• **DIRECTIONS**:
Wherever the word "转基因作物营养丰富" shows up in a line, please copy that line.
+++
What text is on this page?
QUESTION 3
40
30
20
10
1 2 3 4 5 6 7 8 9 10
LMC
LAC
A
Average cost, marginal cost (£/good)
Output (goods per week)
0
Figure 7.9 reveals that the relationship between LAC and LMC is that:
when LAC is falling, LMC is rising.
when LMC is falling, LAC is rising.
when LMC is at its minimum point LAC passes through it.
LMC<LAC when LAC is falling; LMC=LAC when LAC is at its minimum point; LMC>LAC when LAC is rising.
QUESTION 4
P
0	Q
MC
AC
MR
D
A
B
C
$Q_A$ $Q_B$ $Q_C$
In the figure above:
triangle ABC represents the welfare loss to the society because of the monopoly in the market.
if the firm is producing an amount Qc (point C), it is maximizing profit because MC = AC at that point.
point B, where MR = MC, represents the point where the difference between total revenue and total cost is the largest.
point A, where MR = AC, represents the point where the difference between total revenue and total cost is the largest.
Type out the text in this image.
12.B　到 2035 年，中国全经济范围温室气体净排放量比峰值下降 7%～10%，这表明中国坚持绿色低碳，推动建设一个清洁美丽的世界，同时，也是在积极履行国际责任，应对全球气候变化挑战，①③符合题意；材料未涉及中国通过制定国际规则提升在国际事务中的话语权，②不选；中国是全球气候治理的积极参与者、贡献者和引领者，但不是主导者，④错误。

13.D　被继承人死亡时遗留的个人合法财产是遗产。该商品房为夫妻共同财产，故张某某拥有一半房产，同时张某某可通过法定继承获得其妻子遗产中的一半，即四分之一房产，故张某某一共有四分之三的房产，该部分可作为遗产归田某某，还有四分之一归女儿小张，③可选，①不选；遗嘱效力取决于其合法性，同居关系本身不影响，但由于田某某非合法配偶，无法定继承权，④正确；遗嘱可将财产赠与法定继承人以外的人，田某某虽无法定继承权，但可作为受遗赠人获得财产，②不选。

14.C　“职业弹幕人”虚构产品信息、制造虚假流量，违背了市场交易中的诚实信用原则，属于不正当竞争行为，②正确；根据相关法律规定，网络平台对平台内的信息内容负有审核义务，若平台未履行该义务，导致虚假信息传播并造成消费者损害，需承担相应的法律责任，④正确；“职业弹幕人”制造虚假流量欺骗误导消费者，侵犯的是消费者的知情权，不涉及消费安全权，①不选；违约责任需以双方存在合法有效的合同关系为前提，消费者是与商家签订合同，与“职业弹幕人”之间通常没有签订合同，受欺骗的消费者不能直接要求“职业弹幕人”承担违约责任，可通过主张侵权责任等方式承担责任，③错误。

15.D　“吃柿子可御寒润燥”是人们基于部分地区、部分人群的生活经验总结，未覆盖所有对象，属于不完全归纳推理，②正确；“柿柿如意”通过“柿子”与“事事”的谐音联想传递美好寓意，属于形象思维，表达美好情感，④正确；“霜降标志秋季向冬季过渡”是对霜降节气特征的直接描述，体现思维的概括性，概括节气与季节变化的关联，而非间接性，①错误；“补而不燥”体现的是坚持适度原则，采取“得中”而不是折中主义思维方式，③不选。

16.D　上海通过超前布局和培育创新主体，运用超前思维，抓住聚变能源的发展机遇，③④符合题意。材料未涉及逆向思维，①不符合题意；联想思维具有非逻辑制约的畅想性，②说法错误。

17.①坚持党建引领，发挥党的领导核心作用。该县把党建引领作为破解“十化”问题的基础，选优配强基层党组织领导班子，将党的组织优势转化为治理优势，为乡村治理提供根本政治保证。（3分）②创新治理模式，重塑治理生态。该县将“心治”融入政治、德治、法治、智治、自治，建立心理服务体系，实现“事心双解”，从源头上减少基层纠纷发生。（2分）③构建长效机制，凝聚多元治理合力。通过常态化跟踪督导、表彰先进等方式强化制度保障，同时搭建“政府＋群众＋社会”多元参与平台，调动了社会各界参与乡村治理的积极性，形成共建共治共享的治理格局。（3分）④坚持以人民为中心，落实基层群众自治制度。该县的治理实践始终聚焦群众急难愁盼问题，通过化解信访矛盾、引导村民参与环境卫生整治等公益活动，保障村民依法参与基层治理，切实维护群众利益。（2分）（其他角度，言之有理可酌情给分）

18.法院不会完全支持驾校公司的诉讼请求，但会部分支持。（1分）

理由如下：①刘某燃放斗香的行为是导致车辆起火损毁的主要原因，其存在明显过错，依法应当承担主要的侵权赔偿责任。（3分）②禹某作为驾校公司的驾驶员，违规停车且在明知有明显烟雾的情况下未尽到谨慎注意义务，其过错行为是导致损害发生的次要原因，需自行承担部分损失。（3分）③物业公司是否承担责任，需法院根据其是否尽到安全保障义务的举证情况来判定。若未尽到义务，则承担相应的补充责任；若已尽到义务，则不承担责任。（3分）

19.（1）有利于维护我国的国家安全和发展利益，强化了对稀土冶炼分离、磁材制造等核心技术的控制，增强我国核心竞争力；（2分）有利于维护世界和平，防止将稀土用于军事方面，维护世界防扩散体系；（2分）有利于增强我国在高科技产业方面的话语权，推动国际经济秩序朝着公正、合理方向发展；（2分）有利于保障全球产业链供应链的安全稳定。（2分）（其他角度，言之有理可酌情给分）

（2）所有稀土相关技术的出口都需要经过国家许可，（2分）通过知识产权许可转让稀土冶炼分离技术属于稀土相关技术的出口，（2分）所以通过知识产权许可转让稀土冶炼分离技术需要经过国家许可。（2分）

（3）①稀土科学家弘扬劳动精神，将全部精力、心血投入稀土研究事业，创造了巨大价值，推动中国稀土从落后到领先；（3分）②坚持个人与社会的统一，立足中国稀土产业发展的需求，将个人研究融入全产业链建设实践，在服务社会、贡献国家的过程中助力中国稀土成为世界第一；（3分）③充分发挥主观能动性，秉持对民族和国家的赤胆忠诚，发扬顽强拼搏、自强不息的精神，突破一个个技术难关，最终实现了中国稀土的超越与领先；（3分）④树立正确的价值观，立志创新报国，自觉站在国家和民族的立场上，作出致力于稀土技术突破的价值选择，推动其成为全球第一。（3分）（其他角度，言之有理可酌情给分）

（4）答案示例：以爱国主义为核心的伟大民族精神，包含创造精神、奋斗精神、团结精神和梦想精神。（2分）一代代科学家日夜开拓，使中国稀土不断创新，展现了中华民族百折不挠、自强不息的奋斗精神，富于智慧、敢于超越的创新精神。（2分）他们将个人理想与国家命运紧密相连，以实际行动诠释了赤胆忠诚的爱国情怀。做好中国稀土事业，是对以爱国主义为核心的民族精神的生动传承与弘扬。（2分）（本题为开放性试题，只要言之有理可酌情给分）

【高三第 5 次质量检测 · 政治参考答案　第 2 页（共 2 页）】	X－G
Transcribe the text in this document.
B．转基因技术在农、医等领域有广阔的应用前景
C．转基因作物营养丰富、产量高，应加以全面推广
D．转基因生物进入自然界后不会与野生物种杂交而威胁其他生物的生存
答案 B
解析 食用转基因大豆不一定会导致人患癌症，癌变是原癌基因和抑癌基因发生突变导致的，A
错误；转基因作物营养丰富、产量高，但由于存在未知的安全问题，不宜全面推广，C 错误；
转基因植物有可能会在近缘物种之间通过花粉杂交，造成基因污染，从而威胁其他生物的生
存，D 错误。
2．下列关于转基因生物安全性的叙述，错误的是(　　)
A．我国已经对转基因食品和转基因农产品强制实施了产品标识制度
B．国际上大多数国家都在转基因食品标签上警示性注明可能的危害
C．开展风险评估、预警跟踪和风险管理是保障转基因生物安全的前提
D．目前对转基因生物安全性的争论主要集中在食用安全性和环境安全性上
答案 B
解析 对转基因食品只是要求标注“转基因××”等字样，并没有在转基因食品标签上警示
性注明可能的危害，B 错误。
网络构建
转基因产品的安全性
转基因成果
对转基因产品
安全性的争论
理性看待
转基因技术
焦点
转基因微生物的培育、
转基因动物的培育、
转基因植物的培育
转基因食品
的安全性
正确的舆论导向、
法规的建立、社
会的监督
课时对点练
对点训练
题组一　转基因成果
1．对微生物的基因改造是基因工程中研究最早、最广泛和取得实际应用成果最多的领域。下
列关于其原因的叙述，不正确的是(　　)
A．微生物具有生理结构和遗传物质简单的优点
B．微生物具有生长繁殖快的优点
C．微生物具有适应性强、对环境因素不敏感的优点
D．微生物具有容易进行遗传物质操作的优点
+++
• **SOLUTION**:
C．转基因作物营养丰富、产量高，应加以全面推广
错误；转基因作物营养丰富、产量高，但由于存在未知的安全问题，不宜全面推广，C 错误；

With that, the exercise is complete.